(Stored items from a collection)
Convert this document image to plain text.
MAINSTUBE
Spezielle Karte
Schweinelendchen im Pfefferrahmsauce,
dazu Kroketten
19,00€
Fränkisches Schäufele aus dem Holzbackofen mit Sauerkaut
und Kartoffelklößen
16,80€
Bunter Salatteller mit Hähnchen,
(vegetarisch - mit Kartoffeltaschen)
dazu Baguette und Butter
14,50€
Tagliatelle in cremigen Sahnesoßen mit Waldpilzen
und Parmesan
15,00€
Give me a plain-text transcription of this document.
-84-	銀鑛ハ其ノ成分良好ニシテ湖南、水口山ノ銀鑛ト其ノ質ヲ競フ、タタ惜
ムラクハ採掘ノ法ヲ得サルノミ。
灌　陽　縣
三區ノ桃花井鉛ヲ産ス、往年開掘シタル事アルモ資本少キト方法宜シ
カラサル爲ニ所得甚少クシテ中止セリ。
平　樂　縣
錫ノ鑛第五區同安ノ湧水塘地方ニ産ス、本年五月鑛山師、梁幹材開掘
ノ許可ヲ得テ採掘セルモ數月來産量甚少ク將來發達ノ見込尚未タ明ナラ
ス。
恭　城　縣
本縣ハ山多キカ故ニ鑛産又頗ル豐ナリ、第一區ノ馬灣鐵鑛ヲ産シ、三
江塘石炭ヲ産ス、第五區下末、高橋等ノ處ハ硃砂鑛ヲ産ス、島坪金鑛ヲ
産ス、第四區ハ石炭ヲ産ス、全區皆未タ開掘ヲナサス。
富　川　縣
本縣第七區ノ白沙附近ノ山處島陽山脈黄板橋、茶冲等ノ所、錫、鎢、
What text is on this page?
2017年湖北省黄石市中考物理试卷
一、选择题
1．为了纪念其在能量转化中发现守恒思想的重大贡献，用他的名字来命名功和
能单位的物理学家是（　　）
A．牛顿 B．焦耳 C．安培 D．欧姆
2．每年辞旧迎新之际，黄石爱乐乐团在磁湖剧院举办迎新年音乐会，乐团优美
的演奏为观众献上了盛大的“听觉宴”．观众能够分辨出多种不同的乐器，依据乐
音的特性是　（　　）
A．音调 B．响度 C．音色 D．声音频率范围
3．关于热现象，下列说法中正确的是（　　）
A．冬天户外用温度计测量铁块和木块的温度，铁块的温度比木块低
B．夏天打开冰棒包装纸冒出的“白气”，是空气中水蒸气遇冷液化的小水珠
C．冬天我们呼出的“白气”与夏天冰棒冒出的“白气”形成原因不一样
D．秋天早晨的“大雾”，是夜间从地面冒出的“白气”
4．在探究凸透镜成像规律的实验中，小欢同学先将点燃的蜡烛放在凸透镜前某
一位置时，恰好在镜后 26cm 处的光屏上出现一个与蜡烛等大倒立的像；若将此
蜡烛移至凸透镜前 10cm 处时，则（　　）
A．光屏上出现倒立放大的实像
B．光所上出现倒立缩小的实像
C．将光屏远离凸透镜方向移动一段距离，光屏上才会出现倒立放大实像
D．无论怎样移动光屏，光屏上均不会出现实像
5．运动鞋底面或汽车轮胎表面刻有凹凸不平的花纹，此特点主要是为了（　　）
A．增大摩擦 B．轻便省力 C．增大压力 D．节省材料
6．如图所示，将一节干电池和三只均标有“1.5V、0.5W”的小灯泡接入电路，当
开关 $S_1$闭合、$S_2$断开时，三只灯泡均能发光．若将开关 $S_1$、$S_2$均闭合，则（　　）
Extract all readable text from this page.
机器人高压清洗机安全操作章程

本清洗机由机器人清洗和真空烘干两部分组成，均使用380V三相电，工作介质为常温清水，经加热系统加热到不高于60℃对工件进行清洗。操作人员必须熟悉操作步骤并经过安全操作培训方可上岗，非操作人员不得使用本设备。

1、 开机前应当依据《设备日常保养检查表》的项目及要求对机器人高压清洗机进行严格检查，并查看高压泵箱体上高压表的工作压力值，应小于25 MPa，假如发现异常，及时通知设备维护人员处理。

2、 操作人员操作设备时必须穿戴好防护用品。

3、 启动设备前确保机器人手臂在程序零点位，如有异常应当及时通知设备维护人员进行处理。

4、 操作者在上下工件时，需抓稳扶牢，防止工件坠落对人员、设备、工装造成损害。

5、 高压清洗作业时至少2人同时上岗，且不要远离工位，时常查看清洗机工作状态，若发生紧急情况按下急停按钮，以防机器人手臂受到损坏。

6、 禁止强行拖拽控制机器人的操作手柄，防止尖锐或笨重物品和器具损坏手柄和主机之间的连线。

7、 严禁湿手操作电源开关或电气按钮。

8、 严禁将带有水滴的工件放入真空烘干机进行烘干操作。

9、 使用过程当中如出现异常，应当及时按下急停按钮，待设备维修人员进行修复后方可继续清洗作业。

> _Work to do_
Please extract exactly, and only, the lines from the line containing "Extract all readable text from this page." through the last line of the records.

> _Result of the task_
Extract all readable text from this page.
机器人高压清洗机安全操作章程

本清洗机由机器人清洗和真空烘干两部分组成，均使用380V三相电，工作介质为常温清水，经加热系统加热到不高于60℃对工件进行清洗。操作人员必须熟悉操作步骤并经过安全操作培训方可上岗，非操作人员不得使用本设备。

1、 开机前应当依据《设备日常保养检查表》的项目及要求对机器人高压清洗机进行严格检查，并查看高压泵箱体上高压表的工作压力值，应小于25 MPa，假如发现异常，及时通知设备维护人员处理。

2、 操作人员操作设备时必须穿戴好防护用品。

3、 启动设备前确保机器人手臂在程序零点位，如有异常应当及时通知设备维护人员进行处理。

4、 操作者在上下工件时，需抓稳扶牢，防止工件坠落对人员、设备、工装造成损害。

5、 高压清洗作业时至少2人同时上岗，且不要远离工位，时常查看清洗机工作状态，若发生紧急情况按下急停按钮，以防机器人手臂受到损坏。

6、 禁止强行拖拽控制机器人的操作手柄，防止尖锐或笨重物品和器具损坏手柄和主机之间的连线。

7、 严禁湿手操作电源开关或电气按钮。

8、 严禁将带有水滴的工件放入真空烘干机进行烘干操作。

9、 使用过程当中如出现异常，应当及时按下急停按钮，待设备维修人员进行修复后方可继续清洗作业。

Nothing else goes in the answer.